What the task asks
Can you write out the whole listing exactly?

Given entries
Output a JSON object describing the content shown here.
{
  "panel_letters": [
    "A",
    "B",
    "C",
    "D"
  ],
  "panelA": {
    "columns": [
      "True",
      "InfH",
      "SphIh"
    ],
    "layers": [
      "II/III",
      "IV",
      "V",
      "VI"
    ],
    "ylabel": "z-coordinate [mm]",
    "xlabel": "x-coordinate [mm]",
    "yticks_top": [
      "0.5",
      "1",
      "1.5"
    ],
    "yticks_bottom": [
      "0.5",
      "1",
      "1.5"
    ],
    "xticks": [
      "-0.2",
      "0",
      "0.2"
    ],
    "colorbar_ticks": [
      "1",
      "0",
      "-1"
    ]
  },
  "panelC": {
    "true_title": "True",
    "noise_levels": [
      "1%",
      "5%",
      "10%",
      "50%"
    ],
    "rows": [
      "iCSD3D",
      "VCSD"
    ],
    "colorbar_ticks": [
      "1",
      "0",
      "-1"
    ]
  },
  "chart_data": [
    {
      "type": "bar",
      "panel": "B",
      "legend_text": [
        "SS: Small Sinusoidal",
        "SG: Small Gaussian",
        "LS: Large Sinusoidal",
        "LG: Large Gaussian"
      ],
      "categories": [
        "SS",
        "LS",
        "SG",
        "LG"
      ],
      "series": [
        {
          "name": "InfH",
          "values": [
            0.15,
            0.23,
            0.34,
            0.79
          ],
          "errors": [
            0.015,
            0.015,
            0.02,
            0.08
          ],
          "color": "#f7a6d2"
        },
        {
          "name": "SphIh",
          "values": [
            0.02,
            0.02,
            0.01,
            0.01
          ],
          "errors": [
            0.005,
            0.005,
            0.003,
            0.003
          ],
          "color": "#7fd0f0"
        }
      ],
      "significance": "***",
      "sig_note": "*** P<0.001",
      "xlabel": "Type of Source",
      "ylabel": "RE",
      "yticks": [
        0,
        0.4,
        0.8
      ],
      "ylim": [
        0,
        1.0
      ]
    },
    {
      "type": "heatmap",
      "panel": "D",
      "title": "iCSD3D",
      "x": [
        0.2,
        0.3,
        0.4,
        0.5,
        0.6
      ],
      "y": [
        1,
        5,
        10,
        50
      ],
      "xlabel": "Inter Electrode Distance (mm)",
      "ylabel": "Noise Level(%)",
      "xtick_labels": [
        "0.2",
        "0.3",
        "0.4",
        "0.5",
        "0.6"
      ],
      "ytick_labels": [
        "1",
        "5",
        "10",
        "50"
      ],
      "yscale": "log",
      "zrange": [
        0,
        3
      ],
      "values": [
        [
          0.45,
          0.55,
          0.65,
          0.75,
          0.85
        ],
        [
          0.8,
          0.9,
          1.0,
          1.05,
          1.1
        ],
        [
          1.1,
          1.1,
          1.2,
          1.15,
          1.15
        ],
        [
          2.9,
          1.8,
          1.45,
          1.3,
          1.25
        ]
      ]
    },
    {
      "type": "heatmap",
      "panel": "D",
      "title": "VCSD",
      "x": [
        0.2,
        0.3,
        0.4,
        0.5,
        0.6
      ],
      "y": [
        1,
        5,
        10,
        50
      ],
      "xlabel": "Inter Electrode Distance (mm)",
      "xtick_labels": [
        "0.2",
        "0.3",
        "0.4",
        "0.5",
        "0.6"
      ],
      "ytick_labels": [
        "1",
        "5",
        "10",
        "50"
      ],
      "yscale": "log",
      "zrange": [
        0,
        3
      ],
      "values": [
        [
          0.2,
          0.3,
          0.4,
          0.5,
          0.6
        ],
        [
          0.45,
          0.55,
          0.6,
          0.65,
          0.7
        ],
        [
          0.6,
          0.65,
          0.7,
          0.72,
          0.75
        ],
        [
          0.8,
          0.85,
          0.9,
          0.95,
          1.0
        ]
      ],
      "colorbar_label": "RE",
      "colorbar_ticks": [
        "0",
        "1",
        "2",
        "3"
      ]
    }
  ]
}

Finished task
Output a JSON object describing the content shown here.
{
  "panel_letters": [
    "A",
    "B",
    "C",
    "D"
  ],
  "panelA": {
    "columns": [
      "True",
      "InfH",
      "SphIh"
    ],
    "layers": [
      "II/III",
      "IV",
      "V",
      "VI"
    ],
    "ylabel": "z-coordinate [mm]",
    "xlabel": "x-coordinate [mm]",
    "yticks_top": [
      "0.5",
      "1",
      "1.5"
    ],
    "yticks_bottom": [
      "0.5",
      "1",
      "1.5"
    ],
    "xticks": [
      "-0.2",
      "0",
      "0.2"
    ],
    "colorbar_ticks": [
      "1",
      "0",
      "-1"
    ]
  },
  "panelC": {
    "true_title": "True",
    "noise_levels": [
      "1%",
      "5%",
      "10%",
      "50%"
    ],
    "rows": [
      "iCSD3D",
      "VCSD"
    ],
    "colorbar_ticks": [
      "1",
      "0",
      "-1"
    ]
  },
  "chart_data": [
    {
      "type": "bar",
      "panel": "B",
      "legend_text": [
        "SS: Small Sinusoidal",
        "SG: Small Gaussian",
        "LS: Large Sinusoidal",
        "LG: Large Gaussian"
      ],
      "categories": [
        "SS",
        "LS",
        "SG",
        "LG"
      ],
      "series": [
        {
          "name": "InfH",
          "values": [
            0.15,
            0.23,
            0.34,
            0.79
          ],
          "errors": [
            0.015,
            0.015,
            0.02,
            0.08
          ],
          "color": "#f7a6d2"
        },
        {
          "name": "SphIh",
          "values": [
            0.02,
            0.02,
            0.01,
            0.01
          ],
          "errors": [
            0.005,
            0.005,
            0.003,
            0.003
          ],
          "color": "#7fd0f0"
        }
      ],
      "significance": "***",
      "sig_note": "*** P<0.001",
      "xlabel": "Type of Source",
      "ylabel": "RE",
      "yticks": [
        0,
        0.4,
        0.8
      ],
      "ylim": [
        0,
        1.0
      ]
    },
    {
      "type": "heatmap",
      "panel": "D",
      "title": "iCSD3D",
      "x": [
        0.2,
        0.3,
        0.4,
        0.5,
        0.6
      ],
      "y": [
        1,
        5,
        10,
        50
      ],
      "xlabel": "Inter Electrode Distance (mm)",
      "ylabel": "Noise Level(%)",
      "xtick_labels": [
        "0.2",
        "0.3",
        "0.4",
        "0.5",
        "0.6"
      ],
      "ytick_labels": [
        "1",
        "5",
        "10",
        "50"
      ],
      "yscale": "log",
      "zrange": [
        0,
        3
      ],
      "values": [
        [
          0.45,
          0.55,
          0.65,
          0.75,
          0.85
        ],
        [
          0.8,
          0.9,
          1.0,
          1.05,
          1.1
        ],
        [
          1.1,
          1.1,
          1.2,
          1.15,
          1.15
        ],
        [
          2.9,
          1.8,
          1.45,
          1.3,
          1.25
        ]
      ]
    },
    {
      "type": "heatmap",
      "panel": "D",
      "title": "VCSD",
      "x": [
        0.2,
        0.3,
        0.4,
        0.5,
        0.6
      ],
      "y": [
        1,
        5,
        10,
        50
      ],
      "xlabel": "Inter Electrode Distance (mm)",
      "xtick_labels": [
        "0.2",
        "0.3",
        "0.4",
        "0.5",
        "0.6"
      ],
      "ytick_labels": [
        "1",
        "5",
        "10",
        "50"
      ],
      "yscale": "log",
      "zrange": [
        0,
        3
      ],
      "values": [
        [
          0.2,
          0.3,
          0.4,
          0.5,
          0.6
        ],
        [
          0.45,
          0.55,
          0.6,
          0.65,
          0.7
        ],
        [
          0.6,
          0.65,
          0.7,
          0.72,
          0.75
        ],
        [
          0.8,
          0.85,
          0.9,
          0.95,
          1.0
        ]
      ],
      "colorbar_label": "RE",
      "colorbar_ticks": [
        "0",
        "1",
        "2",
        "3"
      ]
    }
  ]
}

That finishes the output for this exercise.